**Task statement:** Each line that holds the word "炒卵かけ" should be returned.

**Dataset extract:**
═══

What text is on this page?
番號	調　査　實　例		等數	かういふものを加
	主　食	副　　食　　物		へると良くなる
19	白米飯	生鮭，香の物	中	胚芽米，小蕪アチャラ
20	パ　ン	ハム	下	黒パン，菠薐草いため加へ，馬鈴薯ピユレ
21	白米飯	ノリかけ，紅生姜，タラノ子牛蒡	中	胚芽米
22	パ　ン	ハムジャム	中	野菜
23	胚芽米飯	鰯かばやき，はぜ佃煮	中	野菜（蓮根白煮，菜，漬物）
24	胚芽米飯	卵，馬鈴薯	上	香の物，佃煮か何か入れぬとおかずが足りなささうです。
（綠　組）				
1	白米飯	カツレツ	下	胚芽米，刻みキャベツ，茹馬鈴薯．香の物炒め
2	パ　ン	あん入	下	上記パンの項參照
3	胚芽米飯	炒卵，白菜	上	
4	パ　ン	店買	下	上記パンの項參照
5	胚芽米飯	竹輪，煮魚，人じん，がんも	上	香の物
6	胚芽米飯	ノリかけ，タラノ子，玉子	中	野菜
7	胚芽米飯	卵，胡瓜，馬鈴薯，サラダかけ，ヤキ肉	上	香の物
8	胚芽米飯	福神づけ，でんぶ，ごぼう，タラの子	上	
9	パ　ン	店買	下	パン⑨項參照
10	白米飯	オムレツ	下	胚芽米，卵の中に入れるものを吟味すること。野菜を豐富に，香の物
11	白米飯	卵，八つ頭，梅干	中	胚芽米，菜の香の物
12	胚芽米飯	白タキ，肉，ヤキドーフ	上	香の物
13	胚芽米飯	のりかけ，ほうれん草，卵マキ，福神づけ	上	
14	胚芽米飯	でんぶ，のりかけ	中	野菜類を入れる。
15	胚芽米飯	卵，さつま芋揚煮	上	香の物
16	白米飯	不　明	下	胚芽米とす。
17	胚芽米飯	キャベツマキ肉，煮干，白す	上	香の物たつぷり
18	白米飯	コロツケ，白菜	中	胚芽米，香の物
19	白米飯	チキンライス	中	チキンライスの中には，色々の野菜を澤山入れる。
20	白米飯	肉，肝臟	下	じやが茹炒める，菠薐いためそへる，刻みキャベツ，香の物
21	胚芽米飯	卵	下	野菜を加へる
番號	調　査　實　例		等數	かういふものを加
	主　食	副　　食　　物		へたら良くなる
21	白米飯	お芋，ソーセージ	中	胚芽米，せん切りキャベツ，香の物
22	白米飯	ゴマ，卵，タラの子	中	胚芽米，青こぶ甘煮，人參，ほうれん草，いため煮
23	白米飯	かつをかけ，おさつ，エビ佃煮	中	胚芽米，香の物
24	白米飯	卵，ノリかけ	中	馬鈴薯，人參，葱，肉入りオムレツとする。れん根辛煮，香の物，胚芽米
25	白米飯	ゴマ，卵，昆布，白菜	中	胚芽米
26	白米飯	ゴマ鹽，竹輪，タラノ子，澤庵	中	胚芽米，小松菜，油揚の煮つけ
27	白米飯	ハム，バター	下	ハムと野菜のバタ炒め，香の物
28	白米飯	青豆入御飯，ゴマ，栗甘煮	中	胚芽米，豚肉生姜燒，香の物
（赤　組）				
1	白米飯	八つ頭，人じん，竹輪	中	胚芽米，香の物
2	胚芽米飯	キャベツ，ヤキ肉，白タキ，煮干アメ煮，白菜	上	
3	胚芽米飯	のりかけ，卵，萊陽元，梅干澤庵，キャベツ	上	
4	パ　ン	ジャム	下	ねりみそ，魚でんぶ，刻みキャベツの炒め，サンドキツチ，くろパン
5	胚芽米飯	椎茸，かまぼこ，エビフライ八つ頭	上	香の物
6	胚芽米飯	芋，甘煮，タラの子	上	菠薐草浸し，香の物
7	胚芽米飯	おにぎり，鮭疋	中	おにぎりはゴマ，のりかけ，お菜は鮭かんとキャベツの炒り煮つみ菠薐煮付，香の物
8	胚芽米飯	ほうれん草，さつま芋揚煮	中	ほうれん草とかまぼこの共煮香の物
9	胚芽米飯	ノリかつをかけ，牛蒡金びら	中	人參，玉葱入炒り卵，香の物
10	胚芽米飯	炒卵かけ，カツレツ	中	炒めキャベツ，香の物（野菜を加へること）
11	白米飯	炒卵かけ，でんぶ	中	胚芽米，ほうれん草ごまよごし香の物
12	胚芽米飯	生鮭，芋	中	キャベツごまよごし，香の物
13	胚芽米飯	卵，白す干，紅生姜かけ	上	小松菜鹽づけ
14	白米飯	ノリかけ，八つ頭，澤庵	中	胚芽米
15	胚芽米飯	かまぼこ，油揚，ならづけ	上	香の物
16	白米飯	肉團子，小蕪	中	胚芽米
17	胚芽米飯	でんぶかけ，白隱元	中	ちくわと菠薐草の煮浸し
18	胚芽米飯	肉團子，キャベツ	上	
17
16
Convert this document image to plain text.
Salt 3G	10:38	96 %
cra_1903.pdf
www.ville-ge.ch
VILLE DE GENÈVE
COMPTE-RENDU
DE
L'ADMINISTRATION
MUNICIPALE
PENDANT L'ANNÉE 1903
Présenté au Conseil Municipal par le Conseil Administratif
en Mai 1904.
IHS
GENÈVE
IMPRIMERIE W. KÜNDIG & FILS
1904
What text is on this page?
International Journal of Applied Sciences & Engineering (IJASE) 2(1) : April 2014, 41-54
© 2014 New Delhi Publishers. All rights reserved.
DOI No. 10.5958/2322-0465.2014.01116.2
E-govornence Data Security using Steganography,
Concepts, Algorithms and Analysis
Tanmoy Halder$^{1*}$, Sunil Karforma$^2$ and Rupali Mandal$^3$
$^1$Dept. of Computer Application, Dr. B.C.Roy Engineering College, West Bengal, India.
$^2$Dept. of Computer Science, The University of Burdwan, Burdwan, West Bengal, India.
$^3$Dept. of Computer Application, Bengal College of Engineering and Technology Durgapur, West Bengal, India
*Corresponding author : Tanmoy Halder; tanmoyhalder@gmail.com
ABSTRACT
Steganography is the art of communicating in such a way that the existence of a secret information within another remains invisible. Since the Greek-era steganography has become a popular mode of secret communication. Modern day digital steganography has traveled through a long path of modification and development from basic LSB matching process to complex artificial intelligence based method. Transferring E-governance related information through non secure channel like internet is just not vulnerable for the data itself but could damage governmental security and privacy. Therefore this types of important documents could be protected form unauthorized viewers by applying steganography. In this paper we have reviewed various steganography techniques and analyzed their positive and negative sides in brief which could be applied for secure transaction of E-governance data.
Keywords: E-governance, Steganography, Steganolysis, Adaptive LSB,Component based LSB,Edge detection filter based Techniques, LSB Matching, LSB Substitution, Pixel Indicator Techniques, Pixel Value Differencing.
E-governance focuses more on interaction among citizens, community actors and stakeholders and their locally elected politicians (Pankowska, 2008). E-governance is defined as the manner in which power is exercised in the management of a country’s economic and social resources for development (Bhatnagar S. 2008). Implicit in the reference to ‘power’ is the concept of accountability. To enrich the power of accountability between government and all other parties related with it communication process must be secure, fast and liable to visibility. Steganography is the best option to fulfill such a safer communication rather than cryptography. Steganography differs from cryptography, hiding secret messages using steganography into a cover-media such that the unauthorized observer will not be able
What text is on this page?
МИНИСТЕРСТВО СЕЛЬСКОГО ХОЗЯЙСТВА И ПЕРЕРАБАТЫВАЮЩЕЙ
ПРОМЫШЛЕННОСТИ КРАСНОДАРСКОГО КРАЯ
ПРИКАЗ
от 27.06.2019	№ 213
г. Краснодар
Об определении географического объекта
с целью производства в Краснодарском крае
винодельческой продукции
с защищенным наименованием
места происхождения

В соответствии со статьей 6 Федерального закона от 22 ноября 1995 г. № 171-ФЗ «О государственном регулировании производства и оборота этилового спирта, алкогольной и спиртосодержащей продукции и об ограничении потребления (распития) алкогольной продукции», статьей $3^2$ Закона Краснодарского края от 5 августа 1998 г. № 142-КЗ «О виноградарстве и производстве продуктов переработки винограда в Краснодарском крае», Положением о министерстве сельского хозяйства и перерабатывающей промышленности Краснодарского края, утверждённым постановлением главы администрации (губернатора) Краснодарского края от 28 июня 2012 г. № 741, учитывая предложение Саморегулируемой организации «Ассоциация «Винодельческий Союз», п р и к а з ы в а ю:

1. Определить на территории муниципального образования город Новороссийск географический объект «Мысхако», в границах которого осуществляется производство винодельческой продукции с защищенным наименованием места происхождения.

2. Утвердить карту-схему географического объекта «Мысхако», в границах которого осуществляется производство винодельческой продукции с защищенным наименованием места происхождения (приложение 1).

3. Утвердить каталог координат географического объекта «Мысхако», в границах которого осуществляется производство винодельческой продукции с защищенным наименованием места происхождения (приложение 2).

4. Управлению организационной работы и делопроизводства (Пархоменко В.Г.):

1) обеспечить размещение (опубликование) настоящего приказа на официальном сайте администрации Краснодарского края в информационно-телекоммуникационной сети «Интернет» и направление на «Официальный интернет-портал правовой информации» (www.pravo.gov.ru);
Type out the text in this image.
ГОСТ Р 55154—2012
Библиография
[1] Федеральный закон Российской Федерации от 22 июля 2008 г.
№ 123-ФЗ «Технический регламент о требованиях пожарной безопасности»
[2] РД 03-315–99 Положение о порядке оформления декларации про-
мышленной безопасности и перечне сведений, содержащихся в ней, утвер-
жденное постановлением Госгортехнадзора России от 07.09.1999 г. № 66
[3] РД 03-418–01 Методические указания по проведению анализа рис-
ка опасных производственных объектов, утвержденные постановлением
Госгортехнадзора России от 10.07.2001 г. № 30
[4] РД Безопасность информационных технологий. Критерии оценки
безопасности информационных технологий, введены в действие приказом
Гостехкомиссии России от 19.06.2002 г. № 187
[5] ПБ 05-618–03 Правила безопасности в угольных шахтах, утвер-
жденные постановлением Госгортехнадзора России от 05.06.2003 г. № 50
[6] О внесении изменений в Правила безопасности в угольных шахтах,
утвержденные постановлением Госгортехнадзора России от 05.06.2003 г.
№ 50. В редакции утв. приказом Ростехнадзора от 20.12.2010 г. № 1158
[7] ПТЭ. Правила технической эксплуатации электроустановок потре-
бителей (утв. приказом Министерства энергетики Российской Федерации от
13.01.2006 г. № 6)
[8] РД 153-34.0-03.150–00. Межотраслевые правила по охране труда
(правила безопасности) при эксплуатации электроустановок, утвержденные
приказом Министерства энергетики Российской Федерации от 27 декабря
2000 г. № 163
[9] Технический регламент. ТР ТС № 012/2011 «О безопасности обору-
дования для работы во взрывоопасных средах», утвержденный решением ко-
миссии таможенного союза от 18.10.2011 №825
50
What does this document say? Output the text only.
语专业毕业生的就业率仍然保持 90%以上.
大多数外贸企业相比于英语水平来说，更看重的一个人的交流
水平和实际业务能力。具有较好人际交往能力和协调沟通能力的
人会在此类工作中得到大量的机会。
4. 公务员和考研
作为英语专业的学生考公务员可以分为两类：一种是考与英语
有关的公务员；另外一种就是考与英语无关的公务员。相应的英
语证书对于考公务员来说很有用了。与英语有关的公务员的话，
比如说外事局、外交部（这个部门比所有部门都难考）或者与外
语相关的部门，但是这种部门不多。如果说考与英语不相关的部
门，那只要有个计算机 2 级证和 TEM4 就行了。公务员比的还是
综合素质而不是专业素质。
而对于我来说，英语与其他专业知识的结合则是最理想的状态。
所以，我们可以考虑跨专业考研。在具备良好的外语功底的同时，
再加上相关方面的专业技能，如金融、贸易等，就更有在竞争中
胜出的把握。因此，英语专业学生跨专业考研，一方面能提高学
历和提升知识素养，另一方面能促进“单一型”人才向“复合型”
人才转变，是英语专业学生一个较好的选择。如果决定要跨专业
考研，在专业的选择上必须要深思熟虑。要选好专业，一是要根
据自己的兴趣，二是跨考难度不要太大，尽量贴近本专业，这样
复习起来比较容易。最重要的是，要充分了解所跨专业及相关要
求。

═══

**The solution:**
10	胚芽米飯	炒卵かけ，カツレツ	中	炒めキャベツ，香の物（野菜を加へること）
11	白米飯	炒卵かけ，でんぶ	中	胚芽米，ほうれん草ごまよごし香の物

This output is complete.